**Job:** Copy out the rows again, word for word, starting at the line with "chart-container: 150 120" and continuing through the line with "category-column-select[interactable]: year (224, 74, 348, 94)", including both of those lines.

**Items:**
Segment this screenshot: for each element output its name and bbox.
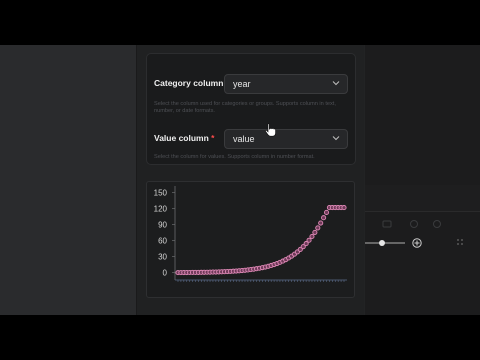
chart-container: 150 120 90 60 30 0 (146, 181, 355, 298)
y-tick-label: 30 (158, 253, 167, 262)
category-column-value: year (233, 79, 251, 89)
category-column-help: Select the column used for categories or… (154, 101, 336, 114)
value-column-help: Select the column for values. Supports c… (154, 154, 315, 160)
data-point (341, 205, 347, 211)
category-column-label: Category column * (154, 78, 229, 88)
data-point (323, 209, 330, 215)
settings-panel: Category column * year Select the column… (146, 53, 356, 165)
right-toolbar (365, 185, 480, 212)
y-tick-label: 90 (158, 221, 167, 230)
data-point (315, 225, 321, 231)
x-axis (175, 279, 347, 282)
data-points (175, 205, 347, 276)
y-tick-label: 0 (163, 269, 168, 278)
data-point (312, 229, 318, 235)
y-tick-label: 120 (154, 205, 168, 214)
main-column: Category column * year Select the column… (137, 45, 364, 315)
scatter-chart: 150 120 90 60 30 0 (154, 186, 347, 282)
data-point (309, 233, 315, 240)
app-screen: Category column * year Select the column… (0, 45, 480, 315)
required-asterisk: * (211, 133, 215, 143)
value-column-select[interactable]: value (224, 129, 348, 149)
value-column-label-text: Value column (154, 133, 209, 143)
y-tick-label: 150 (154, 189, 168, 198)
data-point (321, 215, 327, 221)
value-column-label: Value column * (154, 133, 214, 143)
left-sidebar (0, 45, 137, 315)
data-point (318, 220, 324, 226)
category-column-select[interactable]: year (224, 74, 348, 94)
zoom-slider[interactable] (365, 231, 480, 251)
value-column-value: value (233, 134, 255, 144)
category-column-label-text: Category column (154, 78, 224, 88)
chevron-down-icon (332, 136, 340, 141)
right-panel (365, 45, 480, 315)
y-axis: 150 120 90 60 30 0 (154, 186, 176, 280)
data-point (306, 237, 312, 243)
hand-pointer-icon (264, 123, 276, 137)
y-tick-label: 60 (158, 237, 167, 246)
chevron-down-icon (332, 81, 340, 86)
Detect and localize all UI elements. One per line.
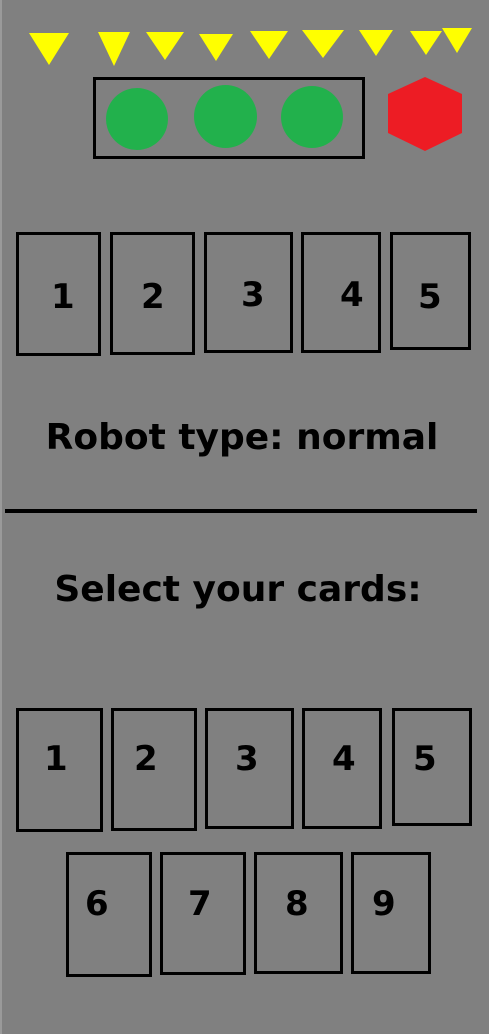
life-token-icon	[281, 86, 343, 148]
hand-card-9[interactable]: 9	[351, 852, 431, 974]
program-slot-number: 5	[418, 277, 442, 317]
hand-card-number: 8	[285, 884, 309, 924]
hand-card-2[interactable]: 2	[111, 708, 197, 831]
energy-triangle-icon	[146, 32, 184, 60]
hand-card-1[interactable]: 1	[16, 708, 103, 832]
hand-card-number: 5	[413, 739, 437, 779]
energy-triangle-icon	[98, 32, 130, 66]
energy-triangle-icon	[442, 28, 472, 53]
section-divider	[5, 509, 477, 513]
hand-card-number: 7	[188, 884, 212, 924]
hand-card-5[interactable]: 5	[392, 708, 472, 826]
hand-card-7[interactable]: 7	[160, 852, 246, 975]
hand-card-number: 1	[44, 739, 68, 779]
life-token-icon	[106, 88, 168, 150]
hand-card-number: 2	[134, 739, 158, 779]
hand-card-number: 6	[85, 884, 109, 924]
hand-card-8[interactable]: 8	[254, 852, 343, 974]
select-cards-heading: Select your cards:	[54, 569, 422, 610]
left-edge	[0, 0, 2, 1034]
hand-card-6[interactable]: 6	[66, 852, 152, 977]
energy-triangle-icon	[29, 33, 69, 65]
lives-panel	[93, 77, 365, 159]
program-slot-number: 3	[241, 275, 265, 315]
energy-triangle-icon	[410, 31, 442, 55]
energy-triangle-icon	[302, 30, 344, 58]
program-slot-number: 1	[51, 277, 75, 317]
robot-type-label: Robot type: normal	[45, 417, 439, 458]
hand-card-number: 3	[235, 739, 259, 779]
hand-card-number: 4	[332, 739, 356, 779]
energy-triangle-icon	[359, 30, 393, 56]
hand-card-3[interactable]: 3	[205, 708, 294, 829]
life-token-icon	[194, 85, 257, 148]
program-slot-1[interactable]: 1	[16, 232, 101, 356]
program-slot-number: 4	[340, 275, 364, 315]
energy-triangle-icon	[199, 34, 233, 61]
damage-hexagon-icon	[388, 77, 462, 151]
hand-card-4[interactable]: 4	[302, 708, 382, 829]
program-slot-2[interactable]: 2	[110, 232, 195, 355]
energy-triangle-icon	[250, 31, 288, 59]
program-slot-number: 2	[141, 277, 165, 317]
program-slot-4[interactable]: 4	[301, 232, 381, 353]
hand-card-number: 9	[372, 884, 396, 924]
program-slot-3[interactable]: 3	[204, 232, 293, 353]
program-slot-5[interactable]: 5	[390, 232, 471, 350]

**Answer:**
chart-container: 150 120 90 60 30 0 (146, 181, 355, 298)
y-tick-label: 30 (158, 253, 167, 262)
category-column-value: year (233, 79, 251, 89)
category-column-help: Select the column used for categories or… (154, 101, 336, 114)
value-column-help: Select the column for values. Supports c… (154, 154, 315, 160)
data-point (341, 205, 347, 211)
category-column-label: Category column * (154, 78, 229, 88)
data-point (323, 209, 330, 215)
settings-panel: Category column * year Select the column… (146, 53, 356, 165)
right-toolbar (365, 185, 480, 212)
y-tick-label: 90 (158, 221, 167, 230)
data-point (315, 225, 321, 231)
x-axis (175, 279, 347, 282)
data-points (175, 205, 347, 276)
y-tick-label: 0 (163, 269, 168, 278)
data-point (312, 229, 318, 235)
y-tick-label: 120 (154, 205, 168, 214)
main-column: Category column * year Select the column… (137, 45, 364, 315)
scatter-chart: 150 120 90 60 30 0 (154, 186, 347, 282)
data-point (309, 233, 315, 240)
app-screen: Category column * year Select the column… (0, 45, 480, 315)
required-asterisk: * (211, 133, 215, 143)
value-column-select[interactable]: value (224, 129, 348, 149)
value-column-label-text: Value column (154, 133, 209, 143)
y-tick-label: 150 (154, 189, 168, 198)
data-point (321, 215, 327, 221)
value-column-label: Value column * (154, 133, 214, 143)
left-sidebar (0, 45, 137, 315)
data-point (318, 220, 324, 226)
category-column-select[interactable]: year (224, 74, 348, 94)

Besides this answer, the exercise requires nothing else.